--- Start Source records ---

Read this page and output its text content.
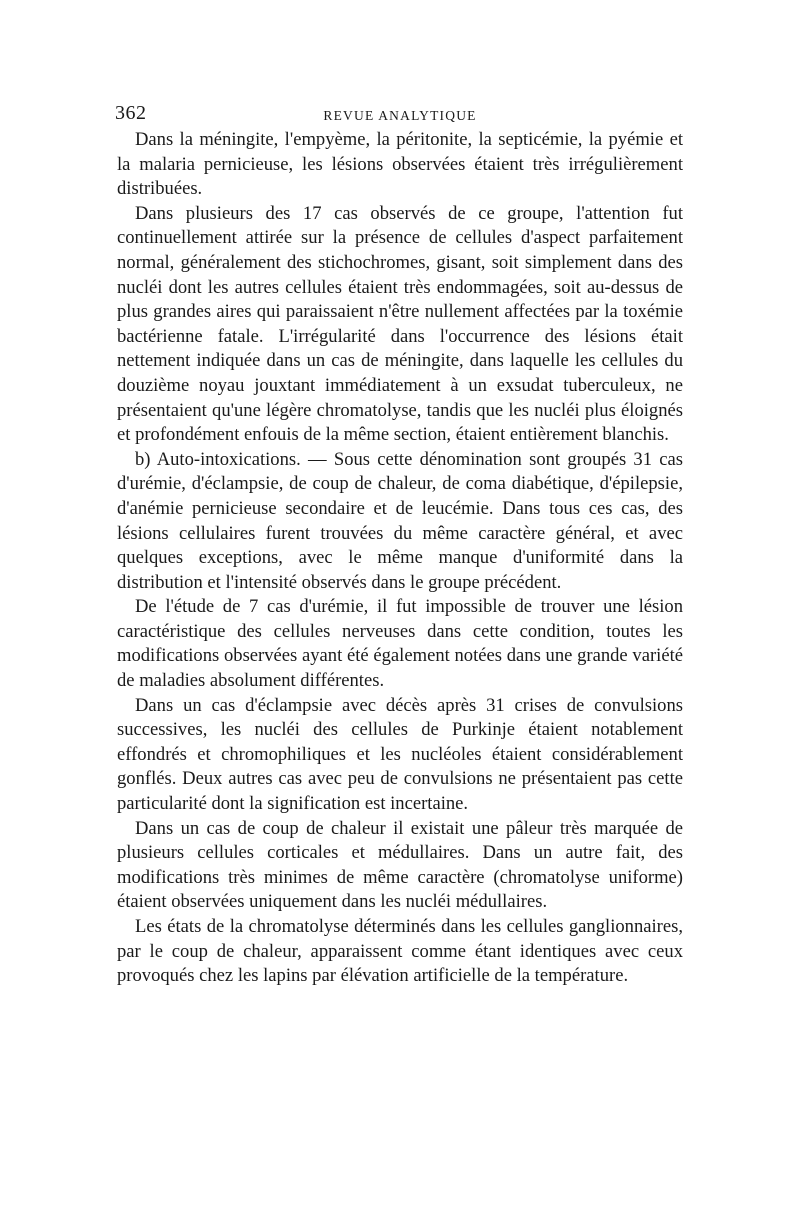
362	REVUE ANALYTIQUE

Dans la méningite, l'empyème, la péritonite, la septicémie, la pyémie et la malaria pernicieuse, les lésions observées étaient très irrégulièrement distribuées.

Dans plusieurs des 17 cas observés de ce groupe, l'attention fut continuellement attirée sur la présence de cellules d'aspect parfaitement normal, généralement des stichochromes, gisant, soit simplement dans des nucléi dont les autres cellules étaient très endommagées, soit au-dessus de plus grandes aires qui paraissaient n'être nullement affectées par la toxémie bactérienne fatale. L'irrégularité dans l'occurrence des lésions était nettement indiquée dans un cas de méningite, dans laquelle les cellules du douzième noyau jouxtant immédiatement à un exsudat tuberculeux, ne présentaient qu'une légère chromatolyse, tandis que les nucléi plus éloignés et profondément enfouis de la même section, étaient entièrement blanchis.

b) Auto-intoxications. — Sous cette dénomination sont groupés 31 cas d'urémie, d'éclampsie, de coup de chaleur, de coma diabétique, d'épilepsie, d'anémie pernicieuse secondaire et de leucémie. Dans tous ces cas, des lésions cellulaires furent trouvées du même caractère général, et avec quelques exceptions, avec le même manque d'uniformité dans la distribution et l'intensité observés dans le groupe précédent.

De l'étude de 7 cas d'urémie, il fut impossible de trouver une lésion caractéristique des cellules nerveuses dans cette condition, toutes les modifications observées ayant été également notées dans une grande variété de maladies absolument différentes.

Dans un cas d'éclampsie avec décès après 31 crises de convulsions successives, les nucléi des cellules de Purkinje étaient notablement effondrés et chromophiliques et les nucléoles étaient considérablement gonflés. Deux autres cas avec peu de convulsions ne présentaient pas cette particularité dont la signification est incertaine.

Dans un cas de coup de chaleur il existait une pâleur très marquée de plusieurs cellules corticales et médullaires. Dans un autre fait, des modifications très minimes de même caractère (chromatolyse uniforme) étaient observées uniquement dans les nucléi médullaires.

Les états de la chromatolyse déterminés dans les cellules ganglionnaires, par le coup de chaleur, apparaissent comme étant identiques avec ceux provoqués chez les lapins par élévation artificielle de la température.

--- End Source records ---

Task directions
Select all lines in the listing that include the word "observés".

Result of this task
Dans plusieurs des 17 cas observés de ce groupe, l'attention fut continuellement attirée sur la présence de cellules d'aspect parfaitement normal, généralement des stichochromes, gisant, soit simplement dans des nucléi dont les autres cellules étaient très endommagées, soit au-dessus de plus grandes aires qui paraissaient n'être nullement affectées par la toxémie bactérienne fatale. L'irrégularité dans l'occurrence des lésions était nettement indiquée dans un cas de méningite, dans laquelle les cellules du douzième noyau jouxtant immédiatement à un exsudat tuberculeux, ne présentaient qu'une légère chromatolyse, tandis que les nucléi plus éloignés et profondément enfouis de la même section, étaient entièrement blanchis.
b) Auto-intoxications. — Sous cette dénomination sont groupés 31 cas d'urémie, d'éclampsie, de coup de chaleur, de coma diabétique, d'épilepsie, d'anémie pernicieuse secondaire et de leucémie. Dans tous ces cas, des lésions cellulaires furent trouvées du même caractère général, et avec quelques exceptions, avec le même manque d'uniformité dans la distribution et l'intensité observés dans le groupe précédent.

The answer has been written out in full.